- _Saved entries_

┄┄┄┄┄┄┄┄┄┄┄┄┄┄┄┄┄┄┄┄

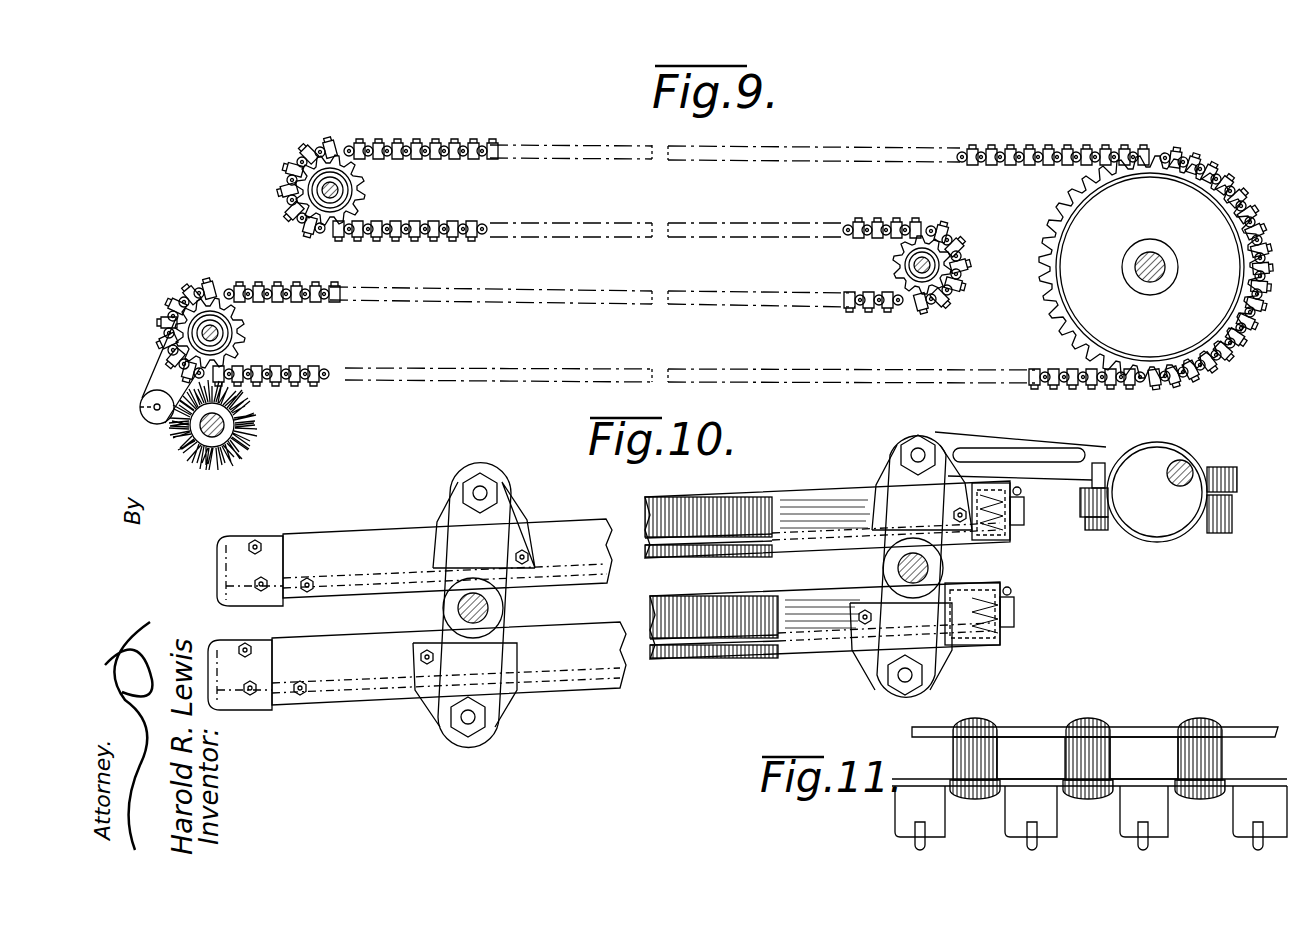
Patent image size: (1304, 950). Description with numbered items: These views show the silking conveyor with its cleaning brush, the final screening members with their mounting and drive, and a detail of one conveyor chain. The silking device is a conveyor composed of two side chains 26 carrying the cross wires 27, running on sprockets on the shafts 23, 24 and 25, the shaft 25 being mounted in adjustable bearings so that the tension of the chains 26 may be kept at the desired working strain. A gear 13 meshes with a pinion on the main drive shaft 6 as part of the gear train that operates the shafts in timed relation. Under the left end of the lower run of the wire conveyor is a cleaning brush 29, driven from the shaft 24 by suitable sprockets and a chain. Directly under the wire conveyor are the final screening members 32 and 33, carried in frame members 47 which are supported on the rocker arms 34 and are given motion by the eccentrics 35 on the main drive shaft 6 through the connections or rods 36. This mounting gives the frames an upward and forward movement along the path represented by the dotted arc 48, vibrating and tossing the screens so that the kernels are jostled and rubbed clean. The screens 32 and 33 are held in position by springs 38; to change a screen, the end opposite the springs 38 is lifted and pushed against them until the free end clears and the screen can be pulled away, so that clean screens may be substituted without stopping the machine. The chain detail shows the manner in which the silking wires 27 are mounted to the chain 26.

In FIG. 10, the main drive shaft 6 is at (1182, 462).
In FIG. 9, the gear 13 is at (1092, 287).
In FIG. 9, the shaft 23 is at (888, 262).
In FIG. 9, the shaft 24 is at (225, 333).
In FIG. 9, the shaft 25 is at (345, 190).
In FIG. 9, the side chains 26 is at (362, 236).
In FIG. 11, the side chains 26 is at (1135, 728).
In FIG. 9, the cross wires 27 is at (462, 149).
In FIG. 11, the cross wires 27 is at (913, 840).
In FIG. 9, the cleaning brush 29 is at (258, 426).
In FIG. 10, the final screening member 32 is at (655, 540).
In FIG. 10, the final screening member 33 is at (660, 634).
In FIG. 10, the rocker arms 34 is at (470, 556).
In FIG. 10, the eccentrics 35 is at (1170, 527).
In FIG. 10, the connections 36 is at (1033, 442).
In FIG. 10, the springs 38 is at (980, 593).
In FIG. 10, the frame members 47 is at (725, 506).
In FIG. 10, the dotted arc 48 is at (545, 526).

┄┄┄┄┄┄┄┄┄┄┄┄┄┄┄┄┄┄┄┄

- _TASK TO COMPLETE_
Set down the items word for word, starting at the very beginning and ending with the line containing "In FIG. 9, the shaft 24 is at (225, 333).", including that line, and leave the pictures out.

- _RESULT OF THIS TASK_
Patent image size: (1304, 950). Description with numbered items: These views show the silking conveyor with its cleaning brush, the final screening members with their mounting and drive, and a detail of one conveyor chain. The silking device is a conveyor composed of two side chains 26 carrying the cross wires 27, running on sprockets on the shafts 23, 24 and 25, the shaft 25 being mounted in adjustable bearings so that the tension of the chains 26 may be kept at the desired working strain. A gear 13 meshes with a pinion on the main drive shaft 6 as part of the gear train that operates the shafts in timed relation. Under the left end of the lower run of the wire conveyor is a cleaning brush 29, driven from the shaft 24 by suitable sprockets and a chain. Directly under the wire conveyor are the final screening members 32 and 33, carried in frame members 47 which are supported on the rocker arms 34 and are given motion by the eccentrics 35 on the main drive shaft 6 through the connections or rods 36. This mounting gives the frames an upward and forward movement along the path represented by the dotted arc 48, vibrating and tossing the screens so that the kernels are jostled and rubbed clean. The screens 32 and 33 are held in position by springs 38; to change a screen, the end opposite the springs 38 is lifted and pushed against them until the free end clears and the screen can be pulled away, so that clean screens may be substituted without stopping the machine. The chain detail shows the manner in which the silking wires 27 are mounted to the chain 26.

In FIG. 10, the main drive shaft 6 is at (1182, 462).
In FIG. 9, the gear 13 is at (1092, 287).
In FIG. 9, the shaft 23 is at (888, 262).
In FIG. 9, the shaft 24 is at (225, 333).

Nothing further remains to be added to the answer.